start

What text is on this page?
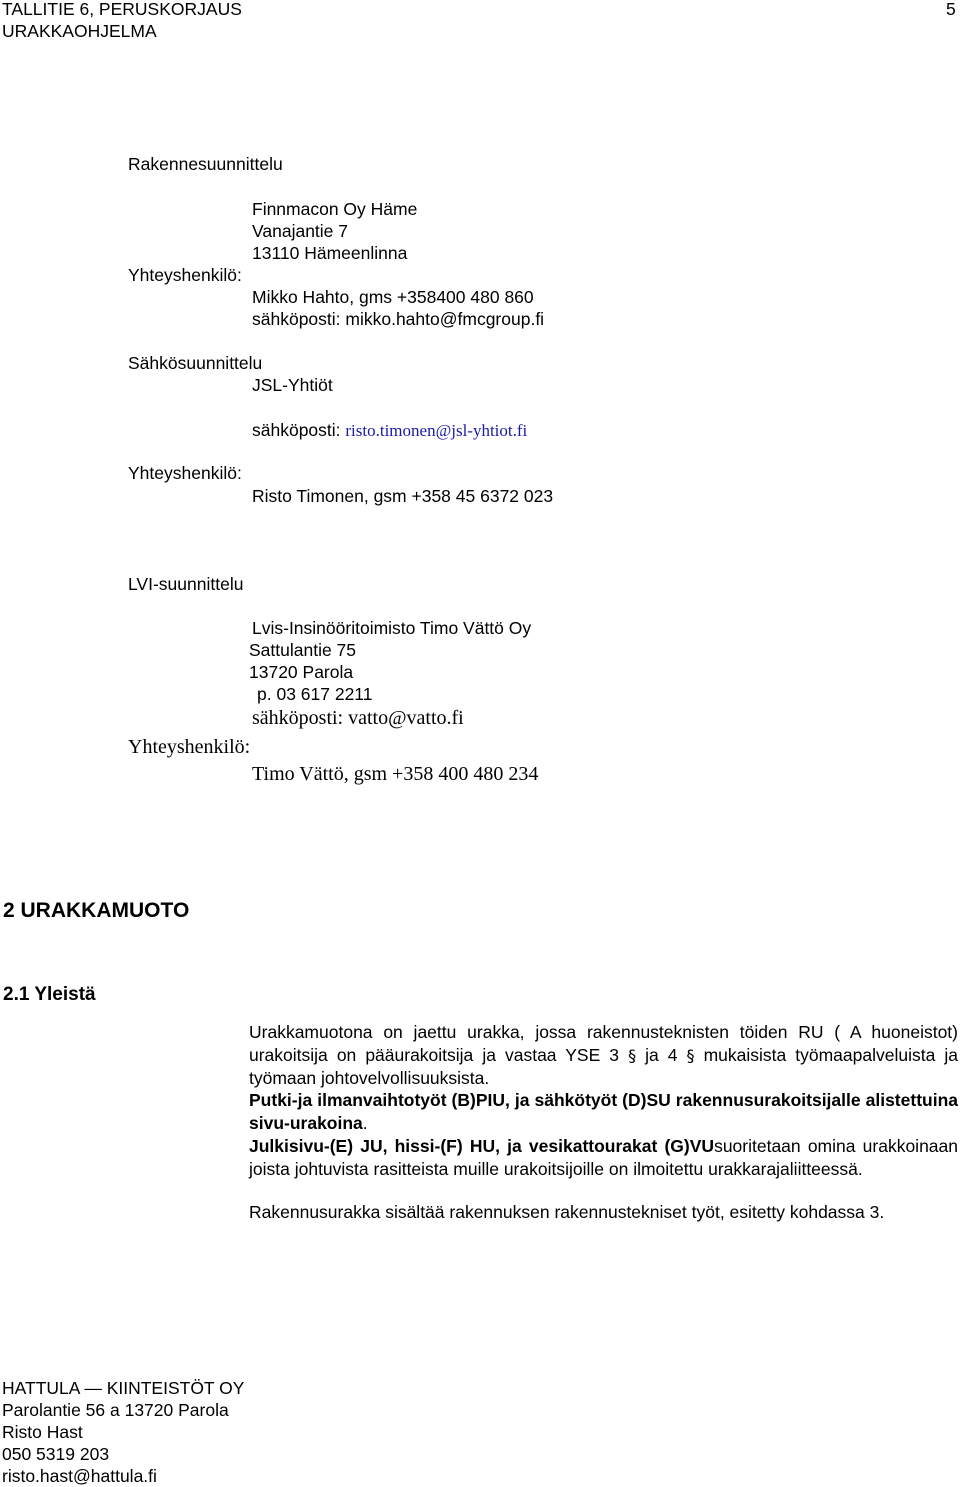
TALLITIE 6, PERUSKORJAUS
URAKKAOHJELMA
5
Rakennesuunnittelu
Finnmacon Oy Häme
Vanajantie 7
13110 Hämeenlinna
Yhteyshenkilö:
Mikko Hahto, gms +358400 480 860
sähköposti: mikko.hahto@fmcgroup.fi
Sähkösuunnittelu
JSL-Yhtiöt
sähköposti: risto.timonen@jsl-yhtiot.fi
Yhteyshenkilö:
Risto Timonen, gsm +358 45 6372 023
LVI-suunnittelu
Lvis-Insinööritoimisto Timo Vättö Oy
Sattulantie 75
13720 Parola
p. 03 617 2211
sähköposti: vatto@vatto.fi
Yhteyshenkilö:
Timo Vättö, gsm +358 400 480 234
2 URAKKAMUOTO
2.1 Yleistä
Urakkamuotona on jaettu urakka, jossa rakennusteknisten töiden RU ( A huoneistot) urakoitsija on pääurakoitsija ja vastaa YSE 3 § ja 4 § mukaisista työmaapalveluista ja työmaan johtovelvollisuuksista.
Putki-ja ilmanvaihtotyöt (B)PIU, ja sähkötyöt (D)SU rakennusurakoitsijalle alistettuina sivu-urakoina.
Julkisivu-(E) JU, hissi-(F) HU, ja vesikattourakat (G)VUsuoritetaan omina urakkoinaan joista johtuvista rasitteista muille urakoitsijoille on ilmoitettu urakkarajaliitteessä.
Rakennusurakka sisältää rakennuksen rakennustekniset työt, esitetty kohdassa 3.
HATTULA — KIINTEISTÖT OY
Parolantie 56 a 13720 Parola
Risto Hast
050 5319 203
risto.hast@hattula.fi
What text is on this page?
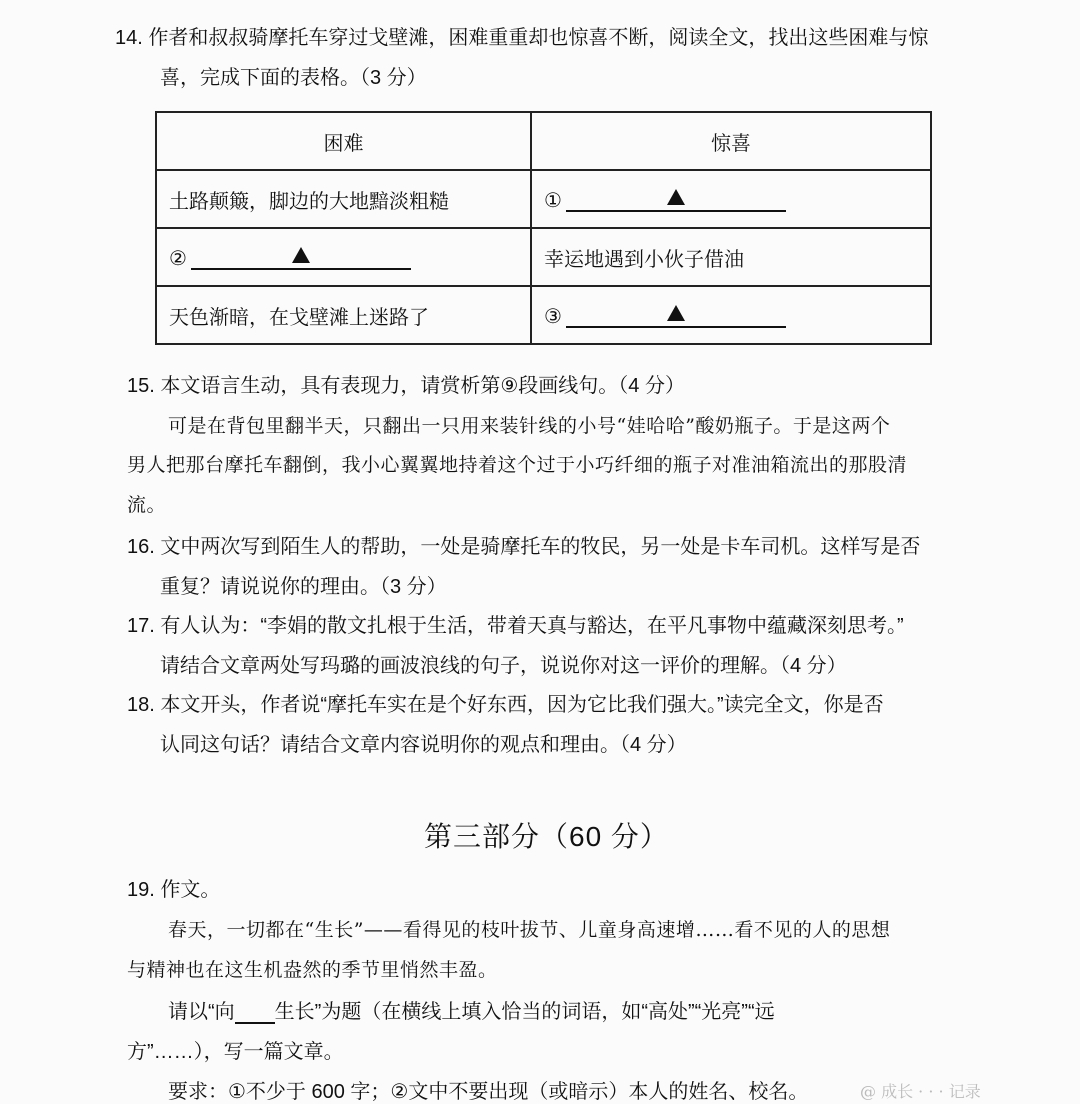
14. 作者和叔叔骑摩托车穿过戈壁滩，困难重重却也惊喜不断，阅读全文，找出这些困难与惊
喜，完成下面的表格。（3 分）
困难	惊喜
土路颠簸，脚边的大地黯淡粗糙	①
②	幸运地遇到小伙子借油
天色渐暗，在戈壁滩上迷路了	③
15. 本文语言生动，具有表现力，请赏析第⑨段画线句。（4 分）
可是在背包里翻半天，只翻出一只用来装针线的小号“娃哈哈”酸奶瓶子。于是这两个
男人把那台摩托车翻倒，我小心翼翼地持着这个过于小巧纤细的瓶子对准油箱流出的那股清
流。
16. 文中两次写到陌生人的帮助，一处是骑摩托车的牧民，另一处是卡车司机。这样写是否
重复？请说说你的理由。（3 分）
17. 有人认为：“李娟的散文扎根于生活，带着天真与豁达，在平凡事物中蕴藏深刻思考。”
请结合文章两处写玛璐的画波浪线的句子，说说你对这一评价的理解。（4 分）
18. 本文开头，作者说“摩托车实在是个好东西，因为它比我们强大。”读完全文，你是否
认同这句话？请结合文章内容说明你的观点和理由。（4 分）
第三部分（60 分）
19. 作文。
春天，一切都在“生长”——看得见的枝叶拔节、儿童身高速增……看不见的人的思想
与精神也在这生机盎然的季节里悄然丰盈。
请以“向 生长”为题（在横线上填入恰当的词语，如“高处”“光亮”“远
方”……），写一篇文章。
要求：①不少于 600 字；②文中不要出现（或暗示）本人的姓名、校名。	@ 成长 · · · 记录
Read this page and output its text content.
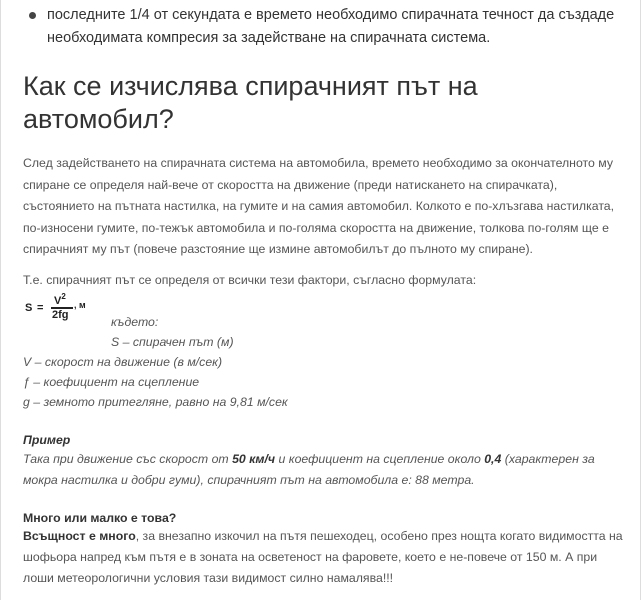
последните 1/4 от секундата е времето необходимо спирачната течност да създаде необходимата компресия за задействане на спирачната система.
Как се изчислява спирачният път на автомобил?

След задействането на спирачната система на автомобила, времето необходимо за окончателното му спиране се определя най-вече от скоростта на движение (преди натискането на спирачката), състоянието на пътната настилка, на гумите и на самия автомобил. Колкото е по-хлъзгава настилката, по-износени гумите, по-тежък автомобила и по-голяма скоростта на движение, толкова по-голям ще е спирачният му път (повече разстояние ще измине автомобилът до пълното му спиране).

Т.е. спирачният път се определя от всички тези фактори, съгласно формулата:

S =
$V^2$
2fg
, м

където:

S – спирачен път (м)

V – скорост на движение (в м/сек)

ƒ – коефициент на сцепление

g – земното притегляне, равно на 9,81 м/сек

Пример

Така при движение със скорост от 50 км/ч и коефициент на сцепление около 0,4 (характерен за мокра настилка и добри гуми), спирачният път на автомобила е: 88 метра.

Много или малко е това?

Всъщност е много, за внезапно изкочил на пътя пешеходец, особено през нощта когато видимостта на шофьора напред към пътя е в зоната на осветеност на фаровете, което е не-повече от 150 м. А при лоши метеорологични условия тази видимост силно намалява!!!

end

» **GOAL**:
Look over the listing. Pull out every line with the string "настилка" in it.

» **OUTPUT FOR THIS EXERCISE**:
След задействането на спирачната система на автомобила, времето необходимо за окончателното му спиране се определя най-вече от скоростта на движение (преди натискането на спирачката), състоянието на пътната настилка, на гумите и на самия автомобил. Колкото е по-хлъзгава настилката, по-износени гумите, по-тежък автомобила и по-голяма скоростта на движение, толкова по-голям ще е спирачният му път (повече разстояние ще измине автомобилът до пълното му спиране).
Така при движение със скорост от 50 км/ч и коефициент на сцепление около 0,4 (характерен за мокра настилка и добри гуми), спирачният път на автомобила е: 88 метра.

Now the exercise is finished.